-- Opening Marker --
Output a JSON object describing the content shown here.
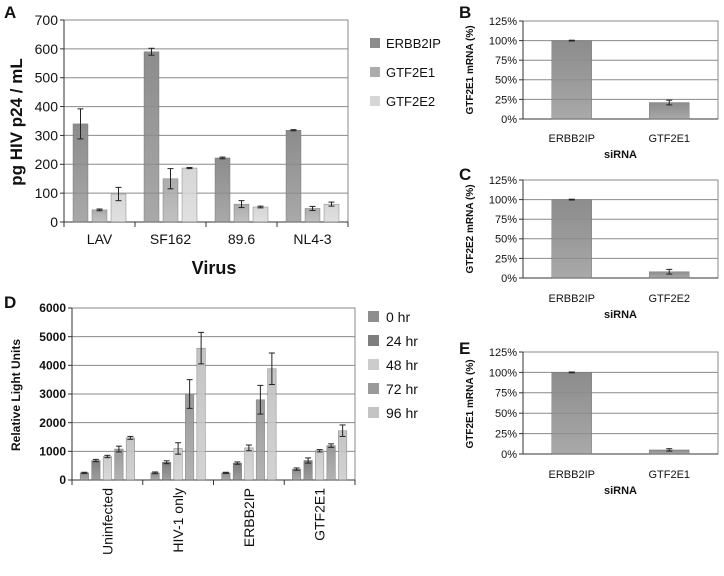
{
  "colors": {
    "ERBB2IP": "#8c8c8c",
    "GTF2E1": "#acacac",
    "GTF2E2": "#d6d6d6",
    "hr0": "#8e8e8e",
    "hr24": "#7e7e7e",
    "hr48": "#cccccc",
    "hr72": "#9a9a9a",
    "hr96": "#c4c4c4",
    "grid": "#8a8a8a",
    "axis": "#333333",
    "text": "#111111"
  },
  "chart_data": [
    {
      "panel": "A",
      "type": "bar",
      "title": "",
      "xlabel": "Virus",
      "ylabel": "pg HIV p24 / mL",
      "ylim": [
        0,
        700
      ],
      "yticks": [
        "0",
        "100",
        "200",
        "300",
        "400",
        "500",
        "600",
        "700"
      ],
      "categories": [
        "LAV",
        "SF162",
        "89.6",
        "NL4-3"
      ],
      "series": [
        {
          "name": "ERBB2IP",
          "values": [
            340,
            590,
            222,
            318
          ],
          "errors": [
            52,
            12,
            3,
            2
          ]
        },
        {
          "name": "GTF2E1",
          "values": [
            42,
            150,
            62,
            47
          ],
          "errors": [
            3,
            35,
            12,
            7
          ]
        },
        {
          "name": "GTF2E2",
          "values": [
            97,
            187,
            52,
            62
          ],
          "errors": [
            23,
            2,
            3,
            7
          ]
        }
      ],
      "legend": "right",
      "grid": true
    },
    {
      "panel": "B",
      "type": "bar",
      "title": "",
      "xlabel": "siRNA",
      "ylabel": "GTF2E1 mRNA (%)",
      "ylim": [
        0,
        125
      ],
      "yticks": [
        "0%",
        "25%",
        "50%",
        "75%",
        "100%",
        "125%"
      ],
      "categories": [
        "ERBB2IP",
        "GTF2E1"
      ],
      "values": [
        100,
        21
      ],
      "errors": [
        0.5,
        3
      ],
      "grid": true
    },
    {
      "panel": "C",
      "type": "bar",
      "title": "",
      "xlabel": "siRNA",
      "ylabel": "GTF2E2 mRNA (%)",
      "ylim": [
        0,
        125
      ],
      "yticks": [
        "0%",
        "25%",
        "50%",
        "75%",
        "100%",
        "125%"
      ],
      "categories": [
        "ERBB2IP",
        "GTF2E2"
      ],
      "values": [
        100,
        8
      ],
      "errors": [
        0.5,
        3
      ],
      "grid": true
    },
    {
      "panel": "D",
      "type": "bar",
      "title": "",
      "xlabel": "",
      "ylabel": "Relative Light Units",
      "ylim": [
        0,
        6000
      ],
      "yticks": [
        "0",
        "1000",
        "2000",
        "3000",
        "4000",
        "5000",
        "6000"
      ],
      "categories": [
        "Uninfected",
        "HIV-1 only",
        "ERBB2IP",
        "GTF2E1"
      ],
      "series": [
        {
          "name": "0 hr",
          "values": [
            250,
            250,
            250,
            380
          ],
          "errors": [
            20,
            30,
            20,
            40
          ]
        },
        {
          "name": "24 hr",
          "values": [
            680,
            620,
            590,
            680
          ],
          "errors": [
            40,
            50,
            40,
            90
          ]
        },
        {
          "name": "48 hr",
          "values": [
            820,
            1100,
            1120,
            1020
          ],
          "errors": [
            40,
            200,
            100,
            40
          ]
        },
        {
          "name": "72 hr",
          "values": [
            1080,
            3000,
            2800,
            1200
          ],
          "errors": [
            100,
            500,
            500,
            60
          ]
        },
        {
          "name": "96 hr",
          "values": [
            1470,
            4600,
            3880,
            1720
          ],
          "errors": [
            50,
            550,
            550,
            200
          ]
        }
      ],
      "legend": "right",
      "grid": true
    },
    {
      "panel": "E",
      "type": "bar",
      "title": "",
      "xlabel": "siRNA",
      "ylabel": "GTF2E1 mRNA (%)",
      "ylim": [
        0,
        125
      ],
      "yticks": [
        "0%",
        "25%",
        "50%",
        "75%",
        "100%",
        "125%"
      ],
      "categories": [
        "ERBB2IP",
        "GTF2E1"
      ],
      "values": [
        100,
        5
      ],
      "errors": [
        0.5,
        1.5
      ],
      "grid": true
    }
  ]
}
-- Closing Marker --
■ About this exercise:
What is needed is an exact reprint of every entry, pictures excluded.

■ Response to this task:
Output a JSON object describing the content shown here.
{
  "colors": {
    "ERBB2IP": "#8c8c8c",
    "GTF2E1": "#acacac",
    "GTF2E2": "#d6d6d6",
    "hr0": "#8e8e8e",
    "hr24": "#7e7e7e",
    "hr48": "#cccccc",
    "hr72": "#9a9a9a",
    "hr96": "#c4c4c4",
    "grid": "#8a8a8a",
    "axis": "#333333",
    "text": "#111111"
  },
  "chart_data": [
    {
      "panel": "A",
      "type": "bar",
      "title": "",
      "xlabel": "Virus",
      "ylabel": "pg HIV p24 / mL",
      "ylim": [
        0,
        700
      ],
      "yticks": [
        "0",
        "100",
        "200",
        "300",
        "400",
        "500",
        "600",
        "700"
      ],
      "categories": [
        "LAV",
        "SF162",
        "89.6",
        "NL4-3"
      ],
      "series": [
        {
          "name": "ERBB2IP",
          "values": [
            340,
            590,
            222,
            318
          ],
          "errors": [
            52,
            12,
            3,
            2
          ]
        },
        {
          "name": "GTF2E1",
          "values": [
            42,
            150,
            62,
            47
          ],
          "errors": [
            3,
            35,
            12,
            7
          ]
        },
        {
          "name": "GTF2E2",
          "values": [
            97,
            187,
            52,
            62
          ],
          "errors": [
            23,
            2,
            3,
            7
          ]
        }
      ],
      "legend": "right",
      "grid": true
    },
    {
      "panel": "B",
      "type": "bar",
      "title": "",
      "xlabel": "siRNA",
      "ylabel": "GTF2E1 mRNA (%)",
      "ylim": [
        0,
        125
      ],
      "yticks": [
        "0%",
        "25%",
        "50%",
        "75%",
        "100%",
        "125%"
      ],
      "categories": [
        "ERBB2IP",
        "GTF2E1"
      ],
      "values": [
        100,
        21
      ],
      "errors": [
        0.5,
        3
      ],
      "grid": true
    },
    {
      "panel": "C",
      "type": "bar",
      "title": "",
      "xlabel": "siRNA",
      "ylabel": "GTF2E2 mRNA (%)",
      "ylim": [
        0,
        125
      ],
      "yticks": [
        "0%",
        "25%",
        "50%",
        "75%",
        "100%",
        "125%"
      ],
      "categories": [
        "ERBB2IP",
        "GTF2E2"
      ],
      "values": [
        100,
        8
      ],
      "errors": [
        0.5,
        3
      ],
      "grid": true
    },
    {
      "panel": "D",
      "type": "bar",
      "title": "",
      "xlabel": "",
      "ylabel": "Relative Light Units",
      "ylim": [
        0,
        6000
      ],
      "yticks": [
        "0",
        "1000",
        "2000",
        "3000",
        "4000",
        "5000",
        "6000"
      ],
      "categories": [
        "Uninfected",
        "HIV-1 only",
        "ERBB2IP",
        "GTF2E1"
      ],
      "series": [
        {
          "name": "0 hr",
          "values": [
            250,
            250,
            250,
            380
          ],
          "errors": [
            20,
            30,
            20,
            40
          ]
        },
        {
          "name": "24 hr",
          "values": [
            680,
            620,
            590,
            680
          ],
          "errors": [
            40,
            50,
            40,
            90
          ]
        },
        {
          "name": "48 hr",
          "values": [
            820,
            1100,
            1120,
            1020
          ],
          "errors": [
            40,
            200,
            100,
            40
          ]
        },
        {
          "name": "72 hr",
          "values": [
            1080,
            3000,
            2800,
            1200
          ],
          "errors": [
            100,
            500,
            500,
            60
          ]
        },
        {
          "name": "96 hr",
          "values": [
            1470,
            4600,
            3880,
            1720
          ],
          "errors": [
            50,
            550,
            550,
            200
          ]
        }
      ],
      "legend": "right",
      "grid": true
    },
    {
      "panel": "E",
      "type": "bar",
      "title": "",
      "xlabel": "siRNA",
      "ylabel": "GTF2E1 mRNA (%)",
      "ylim": [
        0,
        125
      ],
      "yticks": [
        "0%",
        "25%",
        "50%",
        "75%",
        "100%",
        "125%"
      ],
      "categories": [
        "ERBB2IP",
        "GTF2E1"
      ],
      "values": [
        100,
        5
      ],
      "errors": [
        0.5,
        1.5
      ],
      "grid": true
    }
  ]
}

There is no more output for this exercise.